** TASK INPUTS **
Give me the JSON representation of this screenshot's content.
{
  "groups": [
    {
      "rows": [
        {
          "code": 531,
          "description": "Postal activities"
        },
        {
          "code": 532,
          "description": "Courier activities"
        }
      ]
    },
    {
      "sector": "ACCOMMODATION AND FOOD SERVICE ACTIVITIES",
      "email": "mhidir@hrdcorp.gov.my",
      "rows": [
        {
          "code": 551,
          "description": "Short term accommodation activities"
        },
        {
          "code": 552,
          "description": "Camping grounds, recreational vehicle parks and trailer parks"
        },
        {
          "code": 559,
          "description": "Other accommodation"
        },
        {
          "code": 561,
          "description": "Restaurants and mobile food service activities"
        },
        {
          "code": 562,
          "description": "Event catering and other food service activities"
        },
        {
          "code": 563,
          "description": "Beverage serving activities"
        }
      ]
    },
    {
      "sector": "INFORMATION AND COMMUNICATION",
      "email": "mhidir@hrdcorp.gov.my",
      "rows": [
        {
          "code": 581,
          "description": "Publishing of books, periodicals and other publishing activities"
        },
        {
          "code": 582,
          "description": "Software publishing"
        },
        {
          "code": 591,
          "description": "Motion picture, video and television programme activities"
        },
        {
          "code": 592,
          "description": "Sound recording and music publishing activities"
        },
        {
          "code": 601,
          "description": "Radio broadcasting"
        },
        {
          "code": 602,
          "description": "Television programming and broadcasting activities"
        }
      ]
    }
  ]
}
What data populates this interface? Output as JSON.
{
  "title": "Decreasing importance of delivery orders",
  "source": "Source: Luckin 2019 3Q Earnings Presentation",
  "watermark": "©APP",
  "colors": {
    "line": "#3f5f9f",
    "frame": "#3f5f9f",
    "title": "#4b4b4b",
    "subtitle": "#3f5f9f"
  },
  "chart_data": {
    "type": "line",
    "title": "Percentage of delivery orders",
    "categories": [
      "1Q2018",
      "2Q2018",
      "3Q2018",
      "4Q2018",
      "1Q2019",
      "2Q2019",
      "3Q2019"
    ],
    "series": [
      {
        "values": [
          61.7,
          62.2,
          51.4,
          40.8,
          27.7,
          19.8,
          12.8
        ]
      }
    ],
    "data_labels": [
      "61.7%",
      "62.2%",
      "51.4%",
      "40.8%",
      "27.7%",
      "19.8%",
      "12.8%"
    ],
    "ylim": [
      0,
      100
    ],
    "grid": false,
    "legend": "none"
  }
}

** THE REQUEST **
Quote all of the entries verbatim.

** COMPLETED TASK **
Give me the JSON representation of this screenshot's content.
{
  "groups": [
    {
      "rows": [
        {
          "code": 531,
          "description": "Postal activities"
        },
        {
          "code": 532,
          "description": "Courier activities"
        }
      ]
    },
    {
      "sector": "ACCOMMODATION AND FOOD SERVICE ACTIVITIES",
      "email": "mhidir@hrdcorp.gov.my",
      "rows": [
        {
          "code": 551,
          "description": "Short term accommodation activities"
        },
        {
          "code": 552,
          "description": "Camping grounds, recreational vehicle parks and trailer parks"
        },
        {
          "code": 559,
          "description": "Other accommodation"
        },
        {
          "code": 561,
          "description": "Restaurants and mobile food service activities"
        },
        {
          "code": 562,
          "description": "Event catering and other food service activities"
        },
        {
          "code": 563,
          "description": "Beverage serving activities"
        }
      ]
    },
    {
      "sector": "INFORMATION AND COMMUNICATION",
      "email": "mhidir@hrdcorp.gov.my",
      "rows": [
        {
          "code": 581,
          "description": "Publishing of books, periodicals and other publishing activities"
        },
        {
          "code": 582,
          "description": "Software publishing"
        },
        {
          "code": 591,
          "description": "Motion picture, video and television programme activities"
        },
        {
          "code": 592,
          "description": "Sound recording and music publishing activities"
        },
        {
          "code": 601,
          "description": "Radio broadcasting"
        },
        {
          "code": 602,
          "description": "Television programming and broadcasting activities"
        }
      ]
    }
  ]
}
What data populates this interface? Output as JSON.
{
  "title": "Decreasing importance of delivery orders",
  "source": "Source: Luckin 2019 3Q Earnings Presentation",
  "watermark": "©APP",
  "colors": {
    "line": "#3f5f9f",
    "frame": "#3f5f9f",
    "title": "#4b4b4b",
    "subtitle": "#3f5f9f"
  },
  "chart_data": {
    "type": "line",
    "title": "Percentage of delivery orders",
    "categories": [
      "1Q2018",
      "2Q2018",
      "3Q2018",
      "4Q2018",
      "1Q2019",
      "2Q2019",
      "3Q2019"
    ],
    "series": [
      {
        "values": [
          61.7,
          62.2,
          51.4,
          40.8,
          27.7,
          19.8,
          12.8
        ]
      }
    ],
    "data_labels": [
      "61.7%",
      "62.2%",
      "51.4%",
      "40.8%",
      "27.7%",
      "19.8%",
      "12.8%"
    ],
    "ylim": [
      0,
      100
    ],
    "grid": false,
    "legend": "none"
  }
}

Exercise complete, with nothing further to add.